■ **Your task**:
Keep the wording of each record exactly the same when you repeat it, and leave out pictures.

■ **Material provided**:
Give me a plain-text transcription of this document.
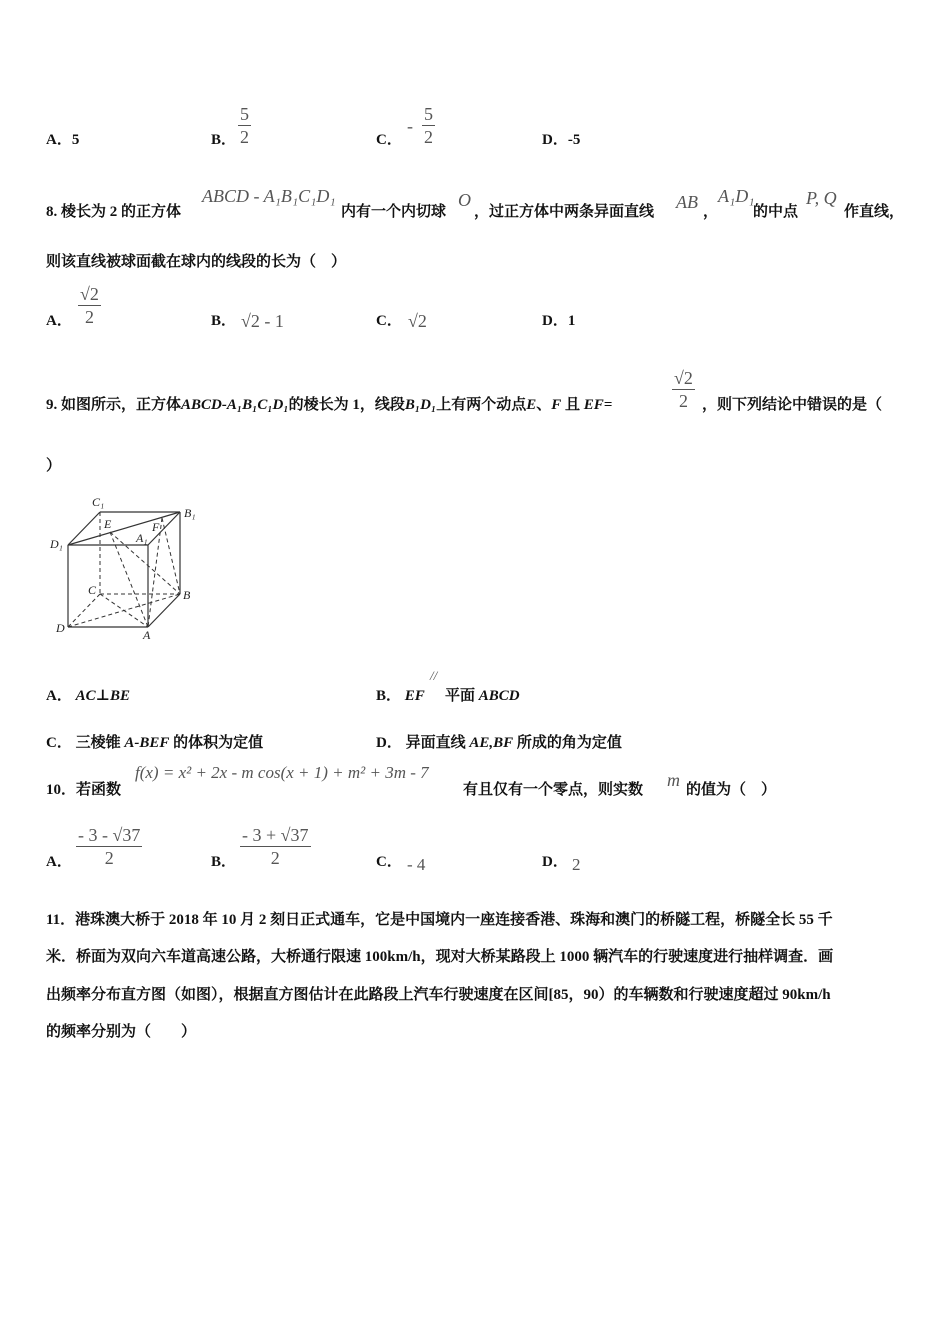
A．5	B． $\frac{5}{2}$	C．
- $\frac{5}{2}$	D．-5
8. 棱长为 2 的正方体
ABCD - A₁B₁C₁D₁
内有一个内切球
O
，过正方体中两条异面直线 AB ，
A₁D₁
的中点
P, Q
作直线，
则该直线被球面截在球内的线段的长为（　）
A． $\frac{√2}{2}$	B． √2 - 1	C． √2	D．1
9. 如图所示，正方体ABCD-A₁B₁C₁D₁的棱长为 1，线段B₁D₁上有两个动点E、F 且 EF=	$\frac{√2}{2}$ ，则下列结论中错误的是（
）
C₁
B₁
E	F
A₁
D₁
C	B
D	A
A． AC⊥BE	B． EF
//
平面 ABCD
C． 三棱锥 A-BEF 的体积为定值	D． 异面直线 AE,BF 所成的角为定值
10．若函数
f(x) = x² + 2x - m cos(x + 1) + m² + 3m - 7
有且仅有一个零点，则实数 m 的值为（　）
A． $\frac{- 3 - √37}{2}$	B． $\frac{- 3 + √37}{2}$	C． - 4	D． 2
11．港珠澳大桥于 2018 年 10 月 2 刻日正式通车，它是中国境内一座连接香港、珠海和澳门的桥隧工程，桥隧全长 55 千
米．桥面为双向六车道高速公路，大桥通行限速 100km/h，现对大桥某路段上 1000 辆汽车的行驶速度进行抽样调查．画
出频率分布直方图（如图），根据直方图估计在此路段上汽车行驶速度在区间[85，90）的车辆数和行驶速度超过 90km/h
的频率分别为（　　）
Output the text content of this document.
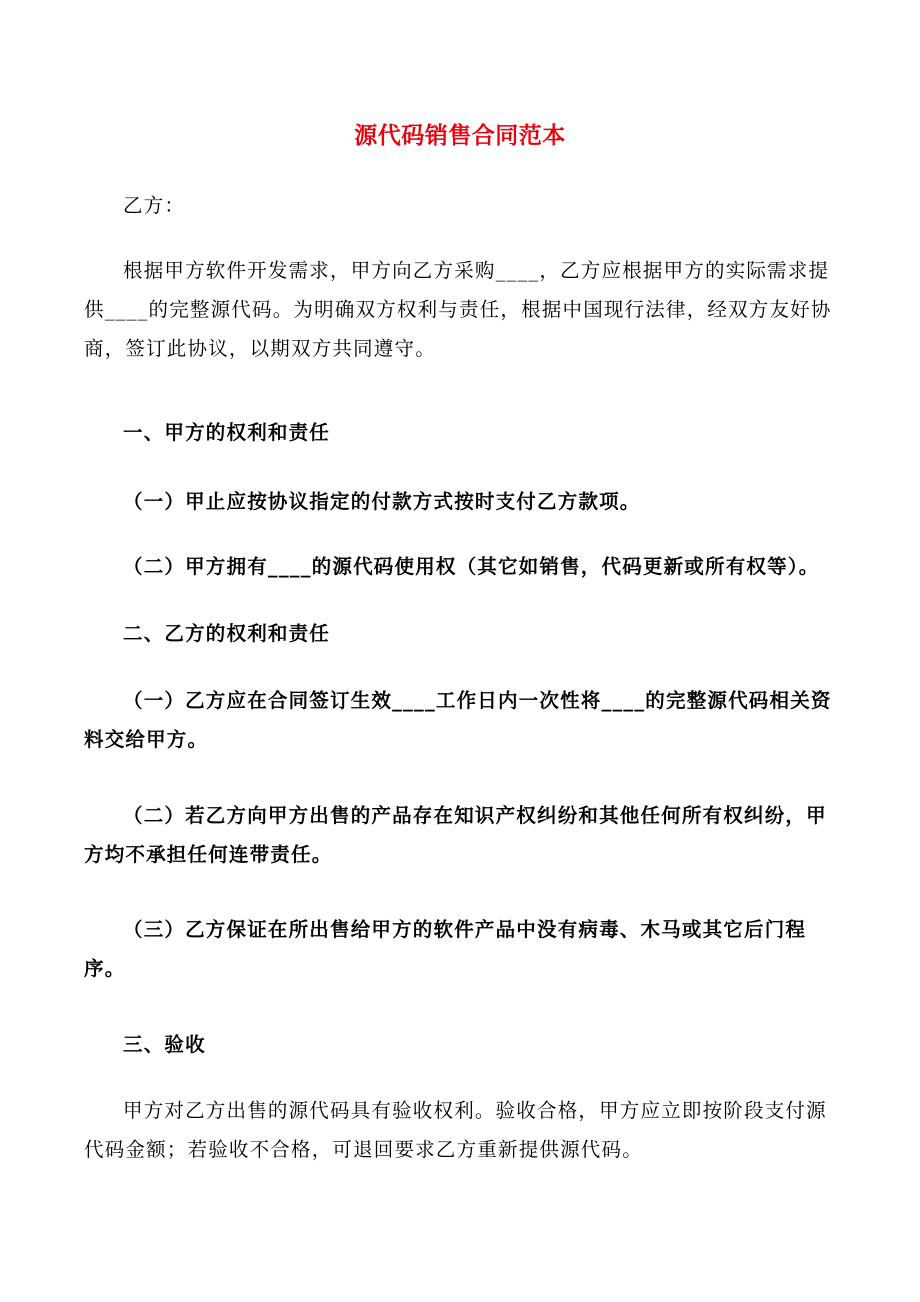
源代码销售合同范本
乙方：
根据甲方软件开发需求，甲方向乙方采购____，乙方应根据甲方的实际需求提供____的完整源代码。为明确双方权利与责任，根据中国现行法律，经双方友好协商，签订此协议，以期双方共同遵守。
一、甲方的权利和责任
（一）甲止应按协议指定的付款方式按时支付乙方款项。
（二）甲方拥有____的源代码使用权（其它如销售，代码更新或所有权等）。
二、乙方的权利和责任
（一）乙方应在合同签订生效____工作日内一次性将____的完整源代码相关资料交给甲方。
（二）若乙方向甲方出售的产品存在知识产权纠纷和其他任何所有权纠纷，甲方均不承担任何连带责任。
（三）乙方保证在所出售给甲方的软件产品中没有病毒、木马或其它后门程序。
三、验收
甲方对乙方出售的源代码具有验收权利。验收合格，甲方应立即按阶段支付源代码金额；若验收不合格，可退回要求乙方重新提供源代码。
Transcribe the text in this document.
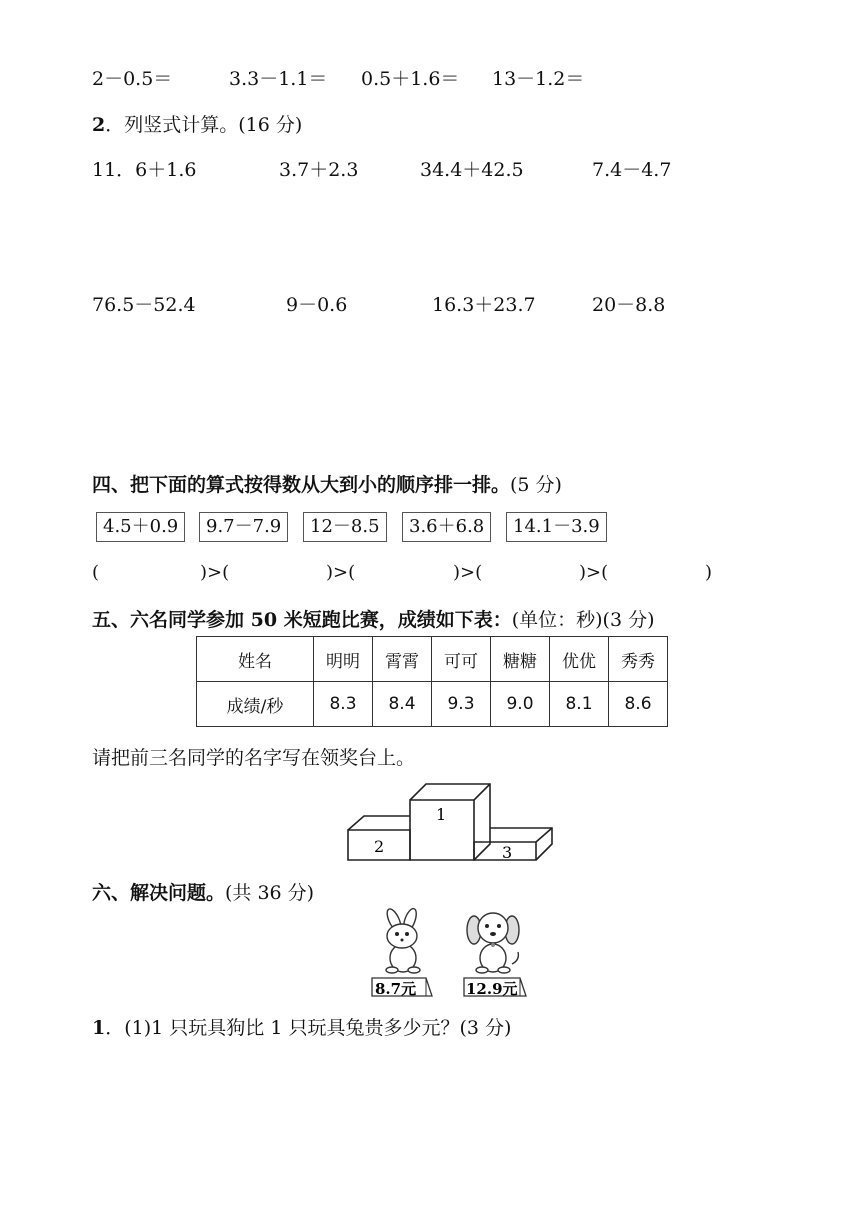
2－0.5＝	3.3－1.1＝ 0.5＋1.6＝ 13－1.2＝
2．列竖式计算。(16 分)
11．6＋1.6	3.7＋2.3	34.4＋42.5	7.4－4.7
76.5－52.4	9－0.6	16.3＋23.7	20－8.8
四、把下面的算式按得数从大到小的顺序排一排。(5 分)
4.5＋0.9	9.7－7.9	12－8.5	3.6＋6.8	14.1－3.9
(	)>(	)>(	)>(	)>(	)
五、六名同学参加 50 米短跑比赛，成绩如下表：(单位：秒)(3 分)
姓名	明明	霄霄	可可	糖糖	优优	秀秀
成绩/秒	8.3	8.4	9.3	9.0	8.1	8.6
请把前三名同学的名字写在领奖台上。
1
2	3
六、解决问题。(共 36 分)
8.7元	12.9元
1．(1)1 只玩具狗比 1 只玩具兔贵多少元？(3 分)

■ **Task response**:
Give me a plain-text transcription of this document.
A．5	B． $\frac{5}{2}$	C．
- $\frac{5}{2}$	D．-5
8. 棱长为 2 的正方体
ABCD - A₁B₁C₁D₁
内有一个内切球
O
，过正方体中两条异面直线 AB ，
A₁D₁
的中点
P, Q
作直线，
则该直线被球面截在球内的线段的长为（　）
A． $\frac{√2}{2}$	B． √2 - 1	C． √2	D．1
9. 如图所示，正方体ABCD-A₁B₁C₁D₁的棱长为 1，线段B₁D₁上有两个动点E、F 且 EF=	$\frac{√2}{2}$ ，则下列结论中错误的是（
）
C₁
B₁
E	F
A₁
D₁
C	B
D	A
A． AC⊥BE	B． EF
//
平面 ABCD
C． 三棱锥 A-BEF 的体积为定值	D． 异面直线 AE,BF 所成的角为定值
10．若函数
f(x) = x² + 2x - m cos(x + 1) + m² + 3m - 7
有且仅有一个零点，则实数 m 的值为（　）
A． $\frac{- 3 - √37}{2}$	B． $\frac{- 3 + √37}{2}$	C． - 4	D． 2
11．港珠澳大桥于 2018 年 10 月 2 刻日正式通车，它是中国境内一座连接香港、珠海和澳门的桥隧工程，桥隧全长 55 千
米．桥面为双向六车道高速公路，大桥通行限速 100km/h，现对大桥某路段上 1000 辆汽车的行驶速度进行抽样调查．画
出频率分布直方图（如图），根据直方图估计在此路段上汽车行驶速度在区间[85，90）的车辆数和行驶速度超过 90km/h
的频率分别为（　　）
Output the text content of this document.
源代码销售合同范本
乙方：
根据甲方软件开发需求，甲方向乙方采购____，乙方应根据甲方的实际需求提供____的完整源代码。为明确双方权利与责任，根据中国现行法律，经双方友好协商，签订此协议，以期双方共同遵守。
一、甲方的权利和责任
（一）甲止应按协议指定的付款方式按时支付乙方款项。
（二）甲方拥有____的源代码使用权（其它如销售，代码更新或所有权等）。
二、乙方的权利和责任
（一）乙方应在合同签订生效____工作日内一次性将____的完整源代码相关资料交给甲方。
（二）若乙方向甲方出售的产品存在知识产权纠纷和其他任何所有权纠纷，甲方均不承担任何连带责任。
（三）乙方保证在所出售给甲方的软件产品中没有病毒、木马或其它后门程序。
三、验收
甲方对乙方出售的源代码具有验收权利。验收合格，甲方应立即按阶段支付源代码金额；若验收不合格，可退回要求乙方重新提供源代码。
Transcribe the text in this document.
2－0.5＝	3.3－1.1＝ 0.5＋1.6＝ 13－1.2＝
2．列竖式计算。(16 分)
11．6＋1.6	3.7＋2.3	34.4＋42.5	7.4－4.7
76.5－52.4	9－0.6	16.3＋23.7	20－8.8
四、把下面的算式按得数从大到小的顺序排一排。(5 分)
4.5＋0.9	9.7－7.9	12－8.5	3.6＋6.8	14.1－3.9
(	)>(	)>(	)>(	)>(	)
五、六名同学参加 50 米短跑比赛，成绩如下表：(单位：秒)(3 分)
姓名	明明	霄霄	可可	糖糖	优优	秀秀
成绩/秒	8.3	8.4	9.3	9.0	8.1	8.6
请把前三名同学的名字写在领奖台上。
1
2	3
六、解决问题。(共 36 分)
8.7元	12.9元
1．(1)1 只玩具狗比 1 只玩具兔贵多少元？(3 分)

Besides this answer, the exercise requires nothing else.